Copy out the complete listing, word for word.

---------- EXTRACTED RECORDS

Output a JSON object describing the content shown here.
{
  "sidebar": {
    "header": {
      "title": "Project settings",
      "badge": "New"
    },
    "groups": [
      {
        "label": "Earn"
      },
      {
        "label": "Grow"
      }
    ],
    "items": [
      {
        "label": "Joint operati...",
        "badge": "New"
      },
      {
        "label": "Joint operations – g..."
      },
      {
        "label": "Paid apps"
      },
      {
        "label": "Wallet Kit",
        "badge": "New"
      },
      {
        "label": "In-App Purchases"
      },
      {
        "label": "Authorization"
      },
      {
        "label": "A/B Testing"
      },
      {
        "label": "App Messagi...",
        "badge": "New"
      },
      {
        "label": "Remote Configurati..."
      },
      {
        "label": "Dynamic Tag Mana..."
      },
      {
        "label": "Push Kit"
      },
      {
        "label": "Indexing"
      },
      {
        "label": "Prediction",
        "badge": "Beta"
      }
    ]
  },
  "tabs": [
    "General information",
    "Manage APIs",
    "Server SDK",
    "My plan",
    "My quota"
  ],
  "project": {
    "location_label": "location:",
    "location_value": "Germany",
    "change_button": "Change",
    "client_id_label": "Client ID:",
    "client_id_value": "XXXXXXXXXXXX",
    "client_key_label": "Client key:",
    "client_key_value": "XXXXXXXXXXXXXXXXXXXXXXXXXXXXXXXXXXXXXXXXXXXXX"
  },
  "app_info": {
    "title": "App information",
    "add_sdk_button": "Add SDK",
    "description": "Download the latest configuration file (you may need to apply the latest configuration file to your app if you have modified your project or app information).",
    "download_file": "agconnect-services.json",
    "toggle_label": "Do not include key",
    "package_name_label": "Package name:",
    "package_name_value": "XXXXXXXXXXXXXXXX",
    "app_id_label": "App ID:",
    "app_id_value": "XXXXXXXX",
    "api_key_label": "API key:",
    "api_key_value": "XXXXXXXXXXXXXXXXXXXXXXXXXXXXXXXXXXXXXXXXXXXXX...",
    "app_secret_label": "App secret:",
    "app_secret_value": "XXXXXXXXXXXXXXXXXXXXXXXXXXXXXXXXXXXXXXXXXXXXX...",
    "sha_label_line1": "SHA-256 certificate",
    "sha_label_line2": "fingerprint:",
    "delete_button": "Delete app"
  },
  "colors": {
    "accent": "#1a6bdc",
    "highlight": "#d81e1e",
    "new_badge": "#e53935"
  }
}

--------------------

» WORKED SOLUTION:
Output a JSON object describing the content shown here.
{
  "sidebar": {
    "header": {
      "title": "Project settings",
      "badge": "New"
    },
    "groups": [
      {
        "label": "Earn"
      },
      {
        "label": "Grow"
      }
    ],
    "items": [
      {
        "label": "Joint operati...",
        "badge": "New"
      },
      {
        "label": "Joint operations – g..."
      },
      {
        "label": "Paid apps"
      },
      {
        "label": "Wallet Kit",
        "badge": "New"
      },
      {
        "label": "In-App Purchases"
      },
      {
        "label": "Authorization"
      },
      {
        "label": "A/B Testing"
      },
      {
        "label": "App Messagi...",
        "badge": "New"
      },
      {
        "label": "Remote Configurati..."
      },
      {
        "label": "Dynamic Tag Mana..."
      },
      {
        "label": "Push Kit"
      },
      {
        "label": "Indexing"
      },
      {
        "label": "Prediction",
        "badge": "Beta"
      }
    ]
  },
  "tabs": [
    "General information",
    "Manage APIs",
    "Server SDK",
    "My plan",
    "My quota"
  ],
  "project": {
    "location_label": "location:",
    "location_value": "Germany",
    "change_button": "Change",
    "client_id_label": "Client ID:",
    "client_id_value": "XXXXXXXXXXXX",
    "client_key_label": "Client key:",
    "client_key_value": "XXXXXXXXXXXXXXXXXXXXXXXXXXXXXXXXXXXXXXXXXXXXX"
  },
  "app_info": {
    "title": "App information",
    "add_sdk_button": "Add SDK",
    "description": "Download the latest configuration file (you may need to apply the latest configuration file to your app if you have modified your project or app information).",
    "download_file": "agconnect-services.json",
    "toggle_label": "Do not include key",
    "package_name_label": "Package name:",
    "package_name_value": "XXXXXXXXXXXXXXXX",
    "app_id_label": "App ID:",
    "app_id_value": "XXXXXXXX",
    "api_key_label": "API key:",
    "api_key_value": "XXXXXXXXXXXXXXXXXXXXXXXXXXXXXXXXXXXXXXXXXXXXX...",
    "app_secret_label": "App secret:",
    "app_secret_value": "XXXXXXXXXXXXXXXXXXXXXXXXXXXXXXXXXXXXXXXXXXXXX...",
    "sha_label_line1": "SHA-256 certificate",
    "sha_label_line2": "fingerprint:",
    "delete_button": "Delete app"
  },
  "colors": {
    "accent": "#1a6bdc",
    "highlight": "#d81e1e",
    "new_badge": "#e53935"
  }
}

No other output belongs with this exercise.